Data entries
+++

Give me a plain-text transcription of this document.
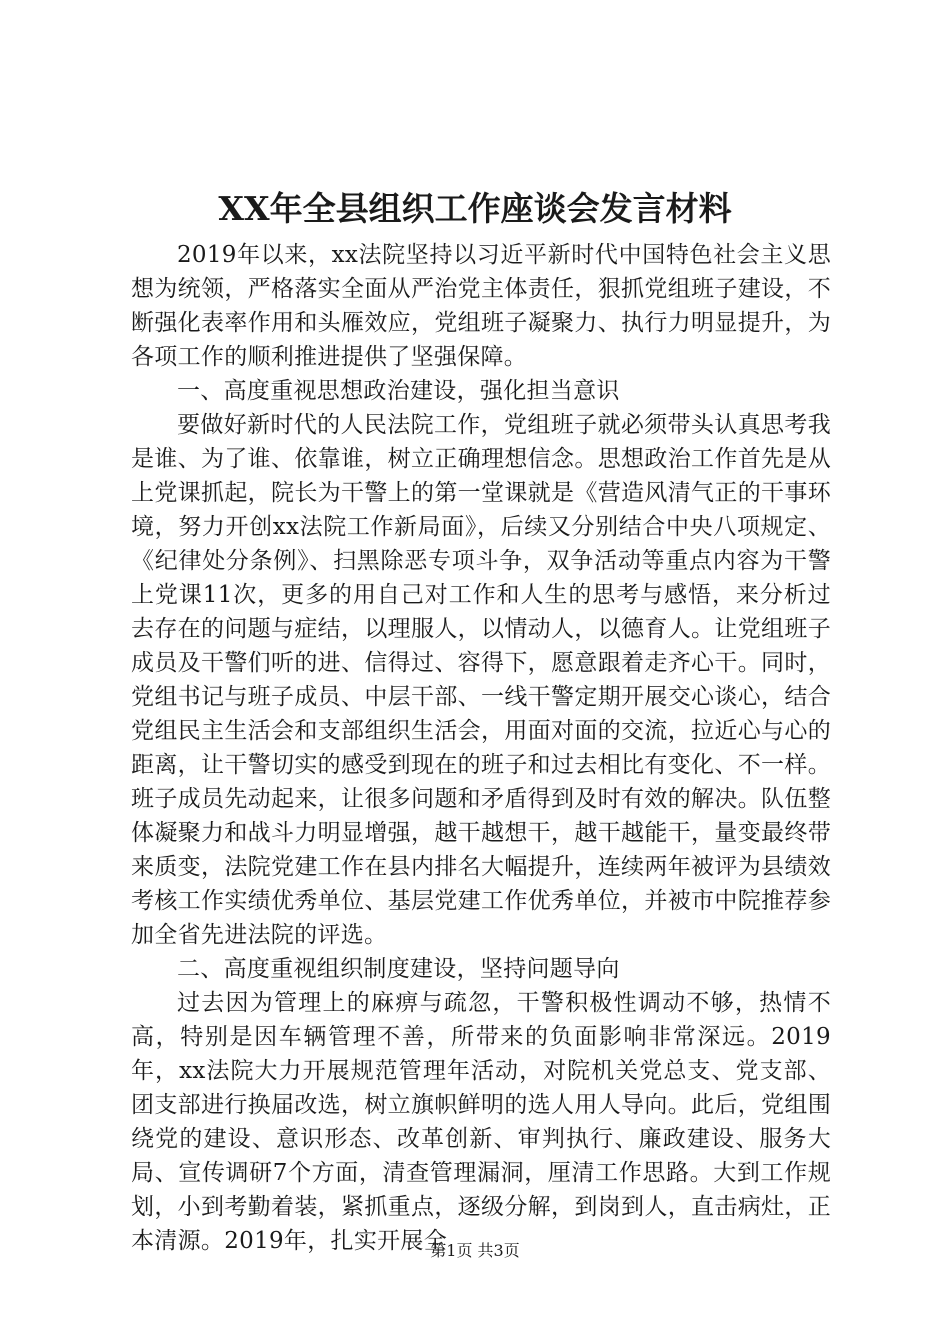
XX年全县组织工作座谈会发言材料

2019年以来，xx法院坚持以习近平新时代中国特色社会主义思想为统领，严格落实全面从严治党主体责任，狠抓党组班子建设，不断强化表率作用和头雁效应，党组班子凝聚力、执行力明显提升，为各项工作的顺利推进提供了坚强保障。

一、高度重视思想政治建设，强化担当意识

要做好新时代的人民法院工作，党组班子就必须带头认真思考我是谁、为了谁、依靠谁，树立正确理想信念。思想政治工作首先是从上党课抓起，院长为干警上的第一堂课就是《营造风清气正的干事环境，努力开创xx法院工作新局面》，后续又分别结合中央八项规定、《纪律处分条例》、扫黑除恶专项斗争，双争活动等重点内容为干警上党课11次，更多的用自己对工作和人生的思考与感悟，来分析过去存在的问题与症结，以理服人，以情动人，以德育人。让党组班子成员及干警们听的进、信得过、容得下，愿意跟着走齐心干。同时，党组书记与班子成员、中层干部、一线干警定期开展交心谈心，结合党组民主生活会和支部组织生活会，用面对面的交流，拉近心与心的距离，让干警切实的感受到现在的班子和过去相比有变化、不一样。班子成员先动起来，让很多问题和矛盾得到及时有效的解决。队伍整体凝聚力和战斗力明显增强，越干越想干，越干越能干，量变最终带来质变，法院党建工作在县内排名大幅提升，连续两年被评为县绩效考核工作实绩优秀单位、基层党建工作优秀单位，并被市中院推荐参加全省先进法院的评选。

二、高度重视组织制度建设，坚持问题导向

过去因为管理上的麻痹与疏忽，干警积极性调动不够，热情不高，特别是因车辆管理不善，所带来的负面影响非常深远。2019年，xx法院大力开展规范管理年活动，对院机关党总支、党支部、团支部进行换届改选，树立旗帜鲜明的选人用人导向。此后，党组围绕党的建设、意识形态、改革创新、审判执行、廉政建设、服务大局、宣传调研7个方面，清查管理漏洞，厘清工作思路。大到工作规划，小到考勤着装，紧抓重点，逐级分解，到岗到人，直击病灶，正本清源。2019年，扎实开展全

第1页 共3页
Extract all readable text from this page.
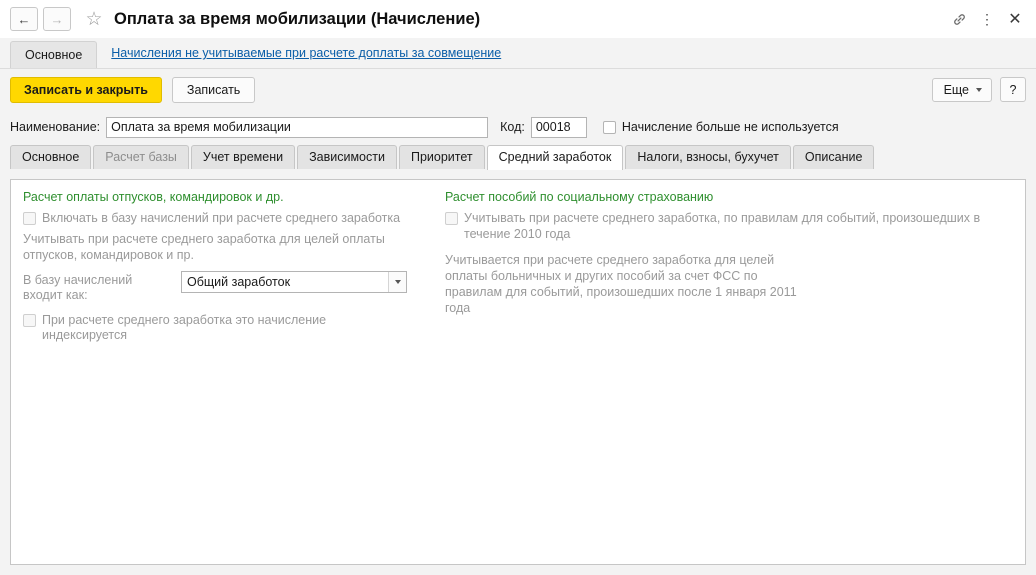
← → ☆ Оплата за время мобилизации (Начисление)	⋮ ✕
Основное	Начисления не учитываемые при расчете доплаты за совмещение
Записать и закрыть	Записать	Еще	?
Наименование:
Оплата за время мобилизации	Код:
00018	Начисление больше не используется
Основное	Расчет базы	Учет времени	Зависимости	Приоритет	Средний заработок	Налоги, взносы, бухучет	Описание
Расчет оплаты отпусков, командировок и др.
Включать в базу начислений при расчете среднего заработка
Учитывать при расчете среднего заработка для целей оплаты отпусков, командировок и пр.
В базу начислений входит как:
Общий заработок
При расчете среднего заработка это начисление индексируется
Расчет пособий по социальному страхованию
Учитывать при расчете среднего заработка, по правилам для событий, произошедших в течение 2010 года
Учитывается при расчете среднего заработка для целей оплаты больничных и других пособий за счет ФСС по правилам для событий, произошедших после 1 января 2011 года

+++

Directions for this task
With the pictures omitted, reproduce the records in full and exactly.

Solution to this exercise
Give me a plain-text transcription of this document.
XX年全县组织工作座谈会发言材料

2019年以来，xx法院坚持以习近平新时代中国特色社会主义思想为统领，严格落实全面从严治党主体责任，狠抓党组班子建设，不断强化表率作用和头雁效应，党组班子凝聚力、执行力明显提升，为各项工作的顺利推进提供了坚强保障。

一、高度重视思想政治建设，强化担当意识

要做好新时代的人民法院工作，党组班子就必须带头认真思考我是谁、为了谁、依靠谁，树立正确理想信念。思想政治工作首先是从上党课抓起，院长为干警上的第一堂课就是《营造风清气正的干事环境，努力开创xx法院工作新局面》，后续又分别结合中央八项规定、《纪律处分条例》、扫黑除恶专项斗争，双争活动等重点内容为干警上党课11次，更多的用自己对工作和人生的思考与感悟，来分析过去存在的问题与症结，以理服人，以情动人，以德育人。让党组班子成员及干警们听的进、信得过、容得下，愿意跟着走齐心干。同时，党组书记与班子成员、中层干部、一线干警定期开展交心谈心，结合党组民主生活会和支部组织生活会，用面对面的交流，拉近心与心的距离，让干警切实的感受到现在的班子和过去相比有变化、不一样。班子成员先动起来，让很多问题和矛盾得到及时有效的解决。队伍整体凝聚力和战斗力明显增强，越干越想干，越干越能干，量变最终带来质变，法院党建工作在县内排名大幅提升，连续两年被评为县绩效考核工作实绩优秀单位、基层党建工作优秀单位，并被市中院推荐参加全省先进法院的评选。

二、高度重视组织制度建设，坚持问题导向

过去因为管理上的麻痹与疏忽，干警积极性调动不够，热情不高，特别是因车辆管理不善，所带来的负面影响非常深远。2019年，xx法院大力开展规范管理年活动，对院机关党总支、党支部、团支部进行换届改选，树立旗帜鲜明的选人用人导向。此后，党组围绕党的建设、意识形态、改革创新、审判执行、廉政建设、服务大局、宣传调研7个方面，清查管理漏洞，厘清工作思路。大到工作规划，小到考勤着装，紧抓重点，逐级分解，到岗到人，直击病灶，正本清源。2019年，扎实开展全

第1页 共3页
Extract all readable text from this page.
← → ☆ Оплата за время мобилизации (Начисление)	⋮ ✕
Основное	Начисления не учитываемые при расчете доплаты за совмещение
Записать и закрыть	Записать	Еще	?
Наименование:
Оплата за время мобилизации	Код:
00018	Начисление больше не используется
Основное	Расчет базы	Учет времени	Зависимости	Приоритет	Средний заработок	Налоги, взносы, бухучет	Описание
Расчет оплаты отпусков, командировок и др.
Включать в базу начислений при расчете среднего заработка
Учитывать при расчете среднего заработка для целей оплаты отпусков, командировок и пр.
В базу начислений входит как:
Общий заработок
При расчете среднего заработка это начисление индексируется
Расчет пособий по социальному страхованию
Учитывать при расчете среднего заработка, по правилам для событий, произошедших в течение 2010 года
Учитывается при расчете среднего заработка для целей оплаты больничных и других пособий за счет ФСС по правилам для событий, произошедших после 1 января 2011 года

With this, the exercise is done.